SET PROBLEM =>
Identify all lines of the data containing the string "plataformas" and copy them.

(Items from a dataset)
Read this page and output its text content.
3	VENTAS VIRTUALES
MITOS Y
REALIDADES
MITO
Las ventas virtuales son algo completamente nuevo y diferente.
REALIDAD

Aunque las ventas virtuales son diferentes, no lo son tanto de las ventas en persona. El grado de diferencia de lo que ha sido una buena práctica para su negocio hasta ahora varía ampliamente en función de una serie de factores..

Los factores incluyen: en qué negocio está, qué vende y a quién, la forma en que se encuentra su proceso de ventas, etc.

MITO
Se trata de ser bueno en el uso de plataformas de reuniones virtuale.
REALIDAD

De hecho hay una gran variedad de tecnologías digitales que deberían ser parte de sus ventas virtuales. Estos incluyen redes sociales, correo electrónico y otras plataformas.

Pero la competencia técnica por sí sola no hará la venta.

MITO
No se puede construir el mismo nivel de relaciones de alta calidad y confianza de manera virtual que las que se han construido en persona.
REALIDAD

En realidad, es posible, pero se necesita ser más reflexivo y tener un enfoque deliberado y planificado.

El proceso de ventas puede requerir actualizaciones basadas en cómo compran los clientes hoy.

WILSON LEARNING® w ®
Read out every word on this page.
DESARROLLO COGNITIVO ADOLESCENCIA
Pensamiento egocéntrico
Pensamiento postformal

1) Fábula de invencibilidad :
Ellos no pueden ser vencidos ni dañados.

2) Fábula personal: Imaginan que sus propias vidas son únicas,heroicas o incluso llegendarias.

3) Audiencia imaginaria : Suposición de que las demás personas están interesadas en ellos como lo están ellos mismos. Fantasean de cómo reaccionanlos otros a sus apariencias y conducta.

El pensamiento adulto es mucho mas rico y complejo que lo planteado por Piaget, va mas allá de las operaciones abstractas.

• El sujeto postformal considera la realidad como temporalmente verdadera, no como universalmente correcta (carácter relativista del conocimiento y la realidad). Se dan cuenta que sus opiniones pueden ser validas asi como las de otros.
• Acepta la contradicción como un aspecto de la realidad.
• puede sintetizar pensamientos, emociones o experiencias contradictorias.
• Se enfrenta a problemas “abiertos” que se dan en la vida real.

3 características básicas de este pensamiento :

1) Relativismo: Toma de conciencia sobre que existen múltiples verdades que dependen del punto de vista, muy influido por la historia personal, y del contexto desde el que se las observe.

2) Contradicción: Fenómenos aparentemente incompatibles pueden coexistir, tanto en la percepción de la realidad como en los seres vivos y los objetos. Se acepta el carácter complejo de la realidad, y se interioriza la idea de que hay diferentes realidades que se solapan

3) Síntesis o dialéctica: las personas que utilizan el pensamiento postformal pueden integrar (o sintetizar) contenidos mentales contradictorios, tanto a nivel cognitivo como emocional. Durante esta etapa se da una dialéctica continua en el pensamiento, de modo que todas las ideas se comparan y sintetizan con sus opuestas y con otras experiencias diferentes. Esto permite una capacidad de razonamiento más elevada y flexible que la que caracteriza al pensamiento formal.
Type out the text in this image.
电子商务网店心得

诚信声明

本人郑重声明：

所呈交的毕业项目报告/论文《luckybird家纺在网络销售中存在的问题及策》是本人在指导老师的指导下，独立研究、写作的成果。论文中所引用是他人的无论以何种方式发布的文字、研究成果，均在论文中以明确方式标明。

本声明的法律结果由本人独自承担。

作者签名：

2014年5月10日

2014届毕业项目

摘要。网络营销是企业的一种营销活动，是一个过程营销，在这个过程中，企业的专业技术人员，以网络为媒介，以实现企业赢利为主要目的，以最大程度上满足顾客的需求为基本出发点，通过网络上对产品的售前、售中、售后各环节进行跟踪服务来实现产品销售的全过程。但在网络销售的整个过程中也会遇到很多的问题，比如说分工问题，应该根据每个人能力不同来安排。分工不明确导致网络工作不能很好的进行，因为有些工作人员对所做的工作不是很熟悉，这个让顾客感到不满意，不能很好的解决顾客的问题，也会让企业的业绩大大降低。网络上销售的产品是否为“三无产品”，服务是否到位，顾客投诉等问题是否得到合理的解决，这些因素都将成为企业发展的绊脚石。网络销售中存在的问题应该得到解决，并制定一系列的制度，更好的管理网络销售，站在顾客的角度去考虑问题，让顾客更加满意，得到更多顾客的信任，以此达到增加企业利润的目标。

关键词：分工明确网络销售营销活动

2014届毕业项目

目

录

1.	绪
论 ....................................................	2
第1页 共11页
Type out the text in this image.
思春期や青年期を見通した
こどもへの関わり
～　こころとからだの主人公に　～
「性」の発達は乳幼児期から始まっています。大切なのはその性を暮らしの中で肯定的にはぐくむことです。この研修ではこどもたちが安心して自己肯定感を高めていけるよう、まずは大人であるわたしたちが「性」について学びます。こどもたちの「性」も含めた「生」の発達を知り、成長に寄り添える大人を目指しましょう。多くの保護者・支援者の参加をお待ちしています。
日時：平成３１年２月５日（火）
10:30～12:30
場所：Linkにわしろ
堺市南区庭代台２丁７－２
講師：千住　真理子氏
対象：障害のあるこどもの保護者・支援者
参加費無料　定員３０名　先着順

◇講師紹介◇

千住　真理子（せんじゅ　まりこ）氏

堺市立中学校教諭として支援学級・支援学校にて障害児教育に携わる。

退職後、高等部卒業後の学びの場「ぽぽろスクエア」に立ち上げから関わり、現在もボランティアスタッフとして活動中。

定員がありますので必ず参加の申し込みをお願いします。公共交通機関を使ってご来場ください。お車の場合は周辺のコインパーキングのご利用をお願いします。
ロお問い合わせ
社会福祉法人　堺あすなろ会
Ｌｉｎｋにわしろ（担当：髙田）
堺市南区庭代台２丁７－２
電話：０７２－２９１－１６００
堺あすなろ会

REPLY =>
Se trata de ser bueno en el uso de plataformas de reuniones virtuale.
De hecho hay una gran variedad de tecnologías digitales que deberían ser parte de sus ventas virtuales. Estos incluyen redes sociales, correo electrónico y otras plataformas.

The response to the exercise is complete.